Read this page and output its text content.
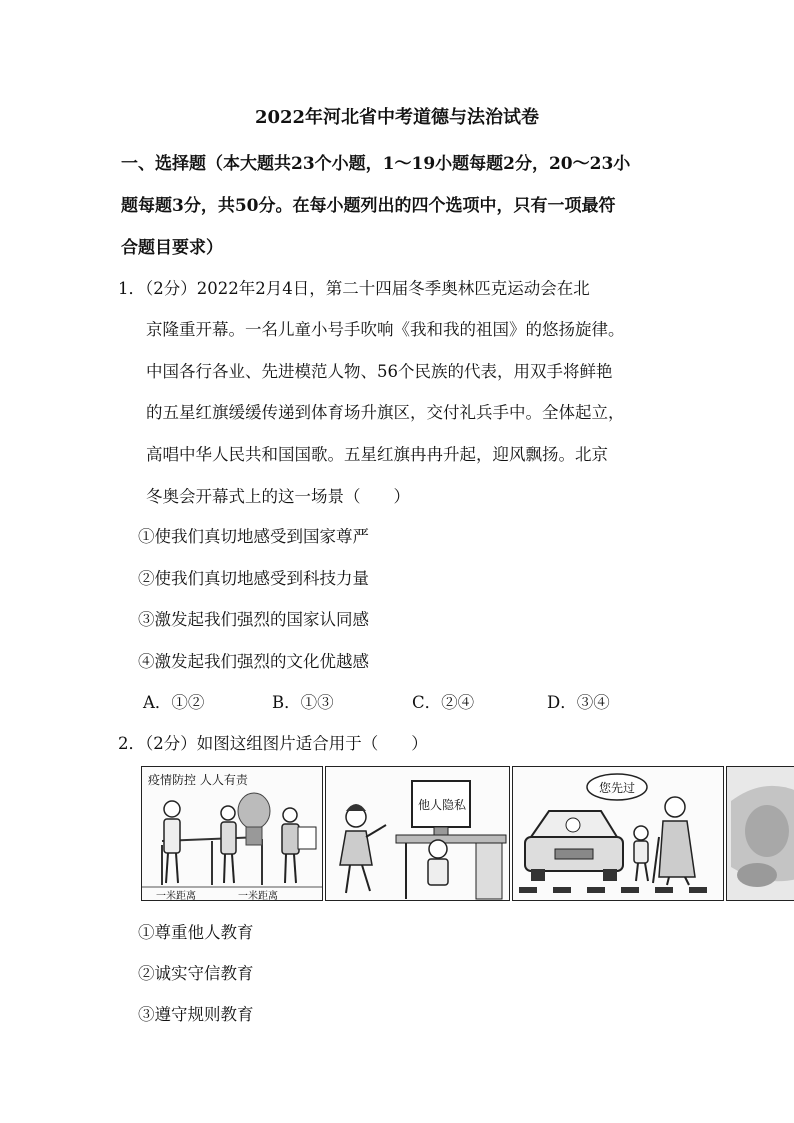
2022年河北省中考道德与法治试卷
一、选择题（本大题共23个小题，1～19小题每题2分，20～23小
题每题3分，共50分。在每小题列出的四个选项中，只有一项最符
合题目要求）
1．（2分）2022年2月4日，第二十四届冬季奥林匹克运动会在北
京隆重开幕。一名儿童小号手吹响《我和我的祖国》的悠扬旋律。
中国各行各业、先进模范人物、56个民族的代表，用双手将鲜艳
的五星红旗缓缓传递到体育场升旗区，交付礼兵手中。全体起立，
高唱中华人民共和国国歌。五星红旗冉冉升起，迎风飘扬。北京
冬奥会开幕式上的这一场景（　　）
①使我们真切地感受到国家尊严
②使我们真切地感受到科技力量
③激发起我们强烈的国家认同感
④激发起我们强烈的文化优越感
A．①②	B．①③	C．②④	D．③④
2．（2分）如图这组图片适合用于（　　）
疫情防控 人人有责
一米距离	一米距离
他人隐私
您先过
①尊重他人教育
②诚实守信教育
③遵守规则教育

**GIVEN REQUEST:** Print out every entry above without changing a word, and leave out the pictures.

**FINAL RESULT:**
Read this page and output its text content.
2022年河北省中考道德与法治试卷
一、选择题（本大题共23个小题，1～19小题每题2分，20～23小
题每题3分，共50分。在每小题列出的四个选项中，只有一项最符
合题目要求）
1．（2分）2022年2月4日，第二十四届冬季奥林匹克运动会在北
京隆重开幕。一名儿童小号手吹响《我和我的祖国》的悠扬旋律。
中国各行各业、先进模范人物、56个民族的代表，用双手将鲜艳
的五星红旗缓缓传递到体育场升旗区，交付礼兵手中。全体起立，
高唱中华人民共和国国歌。五星红旗冉冉升起，迎风飘扬。北京
冬奥会开幕式上的这一场景（　　）
①使我们真切地感受到国家尊严
②使我们真切地感受到科技力量
③激发起我们强烈的国家认同感
④激发起我们强烈的文化优越感
A．①②	B．①③	C．②④	D．③④
2．（2分）如图这组图片适合用于（　　）
疫情防控 人人有责
一米距离	一米距离
他人隐私
您先过
①尊重他人教育
②诚实守信教育
③遵守规则教育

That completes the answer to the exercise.